● **DATA PROVIDED**
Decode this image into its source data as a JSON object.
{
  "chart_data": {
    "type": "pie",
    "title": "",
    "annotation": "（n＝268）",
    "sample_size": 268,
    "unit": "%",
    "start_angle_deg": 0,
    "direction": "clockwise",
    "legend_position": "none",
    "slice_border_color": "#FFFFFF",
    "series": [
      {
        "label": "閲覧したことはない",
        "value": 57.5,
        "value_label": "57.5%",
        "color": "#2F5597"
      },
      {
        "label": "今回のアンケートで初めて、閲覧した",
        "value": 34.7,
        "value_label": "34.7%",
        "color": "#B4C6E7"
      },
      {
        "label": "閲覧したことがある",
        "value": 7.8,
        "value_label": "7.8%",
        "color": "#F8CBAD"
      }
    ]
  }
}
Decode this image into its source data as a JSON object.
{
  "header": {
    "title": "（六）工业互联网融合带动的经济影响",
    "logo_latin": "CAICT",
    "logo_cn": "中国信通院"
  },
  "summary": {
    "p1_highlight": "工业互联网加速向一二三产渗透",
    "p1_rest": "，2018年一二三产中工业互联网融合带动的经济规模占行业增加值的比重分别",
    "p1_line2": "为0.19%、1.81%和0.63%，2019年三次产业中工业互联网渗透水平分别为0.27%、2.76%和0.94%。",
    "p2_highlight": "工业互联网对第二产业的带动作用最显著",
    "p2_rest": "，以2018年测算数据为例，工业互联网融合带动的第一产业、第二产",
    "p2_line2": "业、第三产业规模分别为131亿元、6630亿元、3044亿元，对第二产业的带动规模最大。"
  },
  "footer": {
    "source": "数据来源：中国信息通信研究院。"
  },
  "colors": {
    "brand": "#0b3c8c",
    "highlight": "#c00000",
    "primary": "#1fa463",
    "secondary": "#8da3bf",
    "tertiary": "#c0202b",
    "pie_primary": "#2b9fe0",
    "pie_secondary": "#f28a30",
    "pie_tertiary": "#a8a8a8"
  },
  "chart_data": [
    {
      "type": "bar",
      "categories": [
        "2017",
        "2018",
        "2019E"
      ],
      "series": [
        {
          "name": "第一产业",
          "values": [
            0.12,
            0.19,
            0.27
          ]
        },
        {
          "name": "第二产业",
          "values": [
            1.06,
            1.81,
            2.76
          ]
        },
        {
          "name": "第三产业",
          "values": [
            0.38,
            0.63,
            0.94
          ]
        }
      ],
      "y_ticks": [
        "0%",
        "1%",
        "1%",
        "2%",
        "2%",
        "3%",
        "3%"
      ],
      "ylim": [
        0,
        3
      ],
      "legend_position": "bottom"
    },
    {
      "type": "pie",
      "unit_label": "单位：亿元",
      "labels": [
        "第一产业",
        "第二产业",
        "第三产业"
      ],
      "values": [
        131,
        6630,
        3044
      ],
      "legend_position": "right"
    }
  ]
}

● **STATED PROBLEM**
Return all of the above records exactly, leaving no line out.

● **ANSWER TO THIS PROBLEM**
Decode this image into its source data as a JSON object.
{
  "chart_data": {
    "type": "pie",
    "title": "",
    "annotation": "（n＝268）",
    "sample_size": 268,
    "unit": "%",
    "start_angle_deg": 0,
    "direction": "clockwise",
    "legend_position": "none",
    "slice_border_color": "#FFFFFF",
    "series": [
      {
        "label": "閲覧したことはない",
        "value": 57.5,
        "value_label": "57.5%",
        "color": "#2F5597"
      },
      {
        "label": "今回のアンケートで初めて、閲覧した",
        "value": 34.7,
        "value_label": "34.7%",
        "color": "#B4C6E7"
      },
      {
        "label": "閲覧したことがある",
        "value": 7.8,
        "value_label": "7.8%",
        "color": "#F8CBAD"
      }
    ]
  }
}
Decode this image into its source data as a JSON object.
{
  "header": {
    "title": "（六）工业互联网融合带动的经济影响",
    "logo_latin": "CAICT",
    "logo_cn": "中国信通院"
  },
  "summary": {
    "p1_highlight": "工业互联网加速向一二三产渗透",
    "p1_rest": "，2018年一二三产中工业互联网融合带动的经济规模占行业增加值的比重分别",
    "p1_line2": "为0.19%、1.81%和0.63%，2019年三次产业中工业互联网渗透水平分别为0.27%、2.76%和0.94%。",
    "p2_highlight": "工业互联网对第二产业的带动作用最显著",
    "p2_rest": "，以2018年测算数据为例，工业互联网融合带动的第一产业、第二产",
    "p2_line2": "业、第三产业规模分别为131亿元、6630亿元、3044亿元，对第二产业的带动规模最大。"
  },
  "footer": {
    "source": "数据来源：中国信息通信研究院。"
  },
  "colors": {
    "brand": "#0b3c8c",
    "highlight": "#c00000",
    "primary": "#1fa463",
    "secondary": "#8da3bf",
    "tertiary": "#c0202b",
    "pie_primary": "#2b9fe0",
    "pie_secondary": "#f28a30",
    "pie_tertiary": "#a8a8a8"
  },
  "chart_data": [
    {
      "type": "bar",
      "categories": [
        "2017",
        "2018",
        "2019E"
      ],
      "series": [
        {
          "name": "第一产业",
          "values": [
            0.12,
            0.19,
            0.27
          ]
        },
        {
          "name": "第二产业",
          "values": [
            1.06,
            1.81,
            2.76
          ]
        },
        {
          "name": "第三产业",
          "values": [
            0.38,
            0.63,
            0.94
          ]
        }
      ],
      "y_ticks": [
        "0%",
        "1%",
        "1%",
        "2%",
        "2%",
        "3%",
        "3%"
      ],
      "ylim": [
        0,
        3
      ],
      "legend_position": "bottom"
    },
    {
      "type": "pie",
      "unit_label": "单位：亿元",
      "labels": [
        "第一产业",
        "第二产业",
        "第三产业"
      ],
      "values": [
        131,
        6630,
        3044
      ],
      "legend_position": "right"
    }
  ]
}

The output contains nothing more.